— START —

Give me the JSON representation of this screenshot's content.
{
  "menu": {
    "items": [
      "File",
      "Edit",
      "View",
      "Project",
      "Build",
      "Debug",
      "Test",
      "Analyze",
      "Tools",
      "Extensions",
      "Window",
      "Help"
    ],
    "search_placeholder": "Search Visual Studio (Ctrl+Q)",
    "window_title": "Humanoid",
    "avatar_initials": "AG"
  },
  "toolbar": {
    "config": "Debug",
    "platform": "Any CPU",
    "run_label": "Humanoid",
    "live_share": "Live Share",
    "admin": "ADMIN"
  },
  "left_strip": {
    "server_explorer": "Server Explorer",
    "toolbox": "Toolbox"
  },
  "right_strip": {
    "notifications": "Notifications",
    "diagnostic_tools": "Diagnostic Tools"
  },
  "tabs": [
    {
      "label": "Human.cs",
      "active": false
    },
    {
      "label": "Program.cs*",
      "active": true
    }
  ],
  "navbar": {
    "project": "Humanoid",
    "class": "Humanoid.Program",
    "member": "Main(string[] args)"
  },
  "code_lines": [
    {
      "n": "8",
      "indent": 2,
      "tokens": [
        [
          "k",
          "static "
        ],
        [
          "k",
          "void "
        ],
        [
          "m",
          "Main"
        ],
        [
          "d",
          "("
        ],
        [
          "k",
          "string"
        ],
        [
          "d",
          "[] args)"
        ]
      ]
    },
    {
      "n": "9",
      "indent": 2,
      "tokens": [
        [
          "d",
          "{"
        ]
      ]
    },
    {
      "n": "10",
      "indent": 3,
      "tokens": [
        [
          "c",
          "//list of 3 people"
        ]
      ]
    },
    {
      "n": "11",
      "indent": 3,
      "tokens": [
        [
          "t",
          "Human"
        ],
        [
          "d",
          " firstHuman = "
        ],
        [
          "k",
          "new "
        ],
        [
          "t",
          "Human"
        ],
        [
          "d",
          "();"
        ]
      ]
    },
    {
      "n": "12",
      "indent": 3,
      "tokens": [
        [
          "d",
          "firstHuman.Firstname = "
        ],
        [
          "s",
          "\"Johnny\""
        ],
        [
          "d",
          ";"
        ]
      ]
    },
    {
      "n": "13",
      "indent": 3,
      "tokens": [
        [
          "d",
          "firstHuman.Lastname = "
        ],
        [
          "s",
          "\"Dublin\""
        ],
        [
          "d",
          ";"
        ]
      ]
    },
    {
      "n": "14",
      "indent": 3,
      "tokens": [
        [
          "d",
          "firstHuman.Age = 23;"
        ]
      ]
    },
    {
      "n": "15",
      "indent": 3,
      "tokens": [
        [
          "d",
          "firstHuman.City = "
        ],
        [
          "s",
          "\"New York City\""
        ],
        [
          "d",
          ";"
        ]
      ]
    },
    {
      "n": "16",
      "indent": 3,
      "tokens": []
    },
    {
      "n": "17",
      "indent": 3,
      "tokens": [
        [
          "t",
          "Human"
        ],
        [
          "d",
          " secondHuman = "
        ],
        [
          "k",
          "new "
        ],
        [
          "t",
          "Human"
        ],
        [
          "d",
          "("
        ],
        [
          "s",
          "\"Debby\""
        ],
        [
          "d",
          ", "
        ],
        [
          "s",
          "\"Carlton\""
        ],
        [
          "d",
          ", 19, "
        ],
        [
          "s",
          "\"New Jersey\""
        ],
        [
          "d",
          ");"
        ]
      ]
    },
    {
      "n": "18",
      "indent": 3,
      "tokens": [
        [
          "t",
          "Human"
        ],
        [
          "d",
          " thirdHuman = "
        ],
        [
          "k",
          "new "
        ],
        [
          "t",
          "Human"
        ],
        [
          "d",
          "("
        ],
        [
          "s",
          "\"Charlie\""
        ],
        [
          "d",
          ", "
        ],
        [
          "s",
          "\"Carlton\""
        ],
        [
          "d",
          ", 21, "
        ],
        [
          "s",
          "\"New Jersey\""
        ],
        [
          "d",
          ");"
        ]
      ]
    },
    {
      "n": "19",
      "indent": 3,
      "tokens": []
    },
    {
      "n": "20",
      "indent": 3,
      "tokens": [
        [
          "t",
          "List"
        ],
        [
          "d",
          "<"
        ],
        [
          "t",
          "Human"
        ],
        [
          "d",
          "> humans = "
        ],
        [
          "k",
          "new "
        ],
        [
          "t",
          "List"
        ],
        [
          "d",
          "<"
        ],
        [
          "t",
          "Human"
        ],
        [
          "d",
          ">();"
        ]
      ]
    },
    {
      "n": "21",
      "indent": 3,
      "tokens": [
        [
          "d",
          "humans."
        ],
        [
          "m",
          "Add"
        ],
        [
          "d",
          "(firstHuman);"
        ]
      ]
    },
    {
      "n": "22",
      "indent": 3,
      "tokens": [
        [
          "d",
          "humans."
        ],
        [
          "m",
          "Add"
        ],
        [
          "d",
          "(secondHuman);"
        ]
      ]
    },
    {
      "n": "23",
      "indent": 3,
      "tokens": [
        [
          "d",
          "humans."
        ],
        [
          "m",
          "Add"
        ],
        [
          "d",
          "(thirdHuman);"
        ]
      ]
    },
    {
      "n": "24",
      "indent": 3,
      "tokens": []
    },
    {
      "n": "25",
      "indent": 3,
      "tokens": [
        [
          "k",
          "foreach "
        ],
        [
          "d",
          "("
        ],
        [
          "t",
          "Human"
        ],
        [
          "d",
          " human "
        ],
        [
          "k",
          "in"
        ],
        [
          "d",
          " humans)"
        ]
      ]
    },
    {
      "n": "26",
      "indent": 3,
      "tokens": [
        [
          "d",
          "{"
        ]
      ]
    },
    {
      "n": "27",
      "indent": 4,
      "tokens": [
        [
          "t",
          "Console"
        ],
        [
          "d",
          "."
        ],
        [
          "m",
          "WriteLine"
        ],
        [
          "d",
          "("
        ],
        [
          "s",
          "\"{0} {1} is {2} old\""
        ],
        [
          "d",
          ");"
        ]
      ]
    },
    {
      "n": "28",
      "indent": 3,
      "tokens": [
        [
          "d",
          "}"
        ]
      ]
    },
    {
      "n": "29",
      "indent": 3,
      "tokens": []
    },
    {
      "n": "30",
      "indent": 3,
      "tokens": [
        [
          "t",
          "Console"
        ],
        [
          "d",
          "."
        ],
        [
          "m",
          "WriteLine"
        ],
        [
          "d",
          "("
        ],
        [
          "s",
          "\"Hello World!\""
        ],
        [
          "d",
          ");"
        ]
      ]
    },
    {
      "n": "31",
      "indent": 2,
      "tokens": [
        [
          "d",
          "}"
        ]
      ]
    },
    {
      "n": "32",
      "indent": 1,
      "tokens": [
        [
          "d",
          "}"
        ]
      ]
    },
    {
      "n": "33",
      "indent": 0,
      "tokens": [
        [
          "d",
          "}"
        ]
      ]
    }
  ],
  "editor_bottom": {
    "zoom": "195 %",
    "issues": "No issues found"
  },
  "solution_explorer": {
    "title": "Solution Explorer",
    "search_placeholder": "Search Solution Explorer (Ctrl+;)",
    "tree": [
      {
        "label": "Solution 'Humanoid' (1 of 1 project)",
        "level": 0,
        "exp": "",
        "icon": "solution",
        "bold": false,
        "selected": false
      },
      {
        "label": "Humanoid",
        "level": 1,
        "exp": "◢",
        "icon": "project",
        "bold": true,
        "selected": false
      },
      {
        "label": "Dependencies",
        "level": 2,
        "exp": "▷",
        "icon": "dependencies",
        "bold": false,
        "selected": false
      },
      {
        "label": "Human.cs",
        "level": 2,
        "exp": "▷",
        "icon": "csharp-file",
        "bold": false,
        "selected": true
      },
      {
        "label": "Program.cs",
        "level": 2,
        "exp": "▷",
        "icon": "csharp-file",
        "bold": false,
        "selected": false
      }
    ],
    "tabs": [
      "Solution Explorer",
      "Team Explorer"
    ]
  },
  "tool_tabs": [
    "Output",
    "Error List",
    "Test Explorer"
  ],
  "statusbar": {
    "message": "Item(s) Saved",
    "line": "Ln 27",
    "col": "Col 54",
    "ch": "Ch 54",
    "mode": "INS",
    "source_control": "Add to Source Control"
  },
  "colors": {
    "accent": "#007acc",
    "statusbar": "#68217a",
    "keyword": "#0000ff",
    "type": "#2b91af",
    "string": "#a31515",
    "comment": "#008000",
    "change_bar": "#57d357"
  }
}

— END —

■ Task objective ■
Search the data for "Humanoid" and list every line in which it occurs.

■ Task solution ■
    "window_title": "Humanoid",
    "run_label": "Humanoid",
    "project": "Humanoid",
    "class": "Humanoid.Program",
        "label": "Solution 'Humanoid' (1 of 1 project)",
        "label": "Humanoid",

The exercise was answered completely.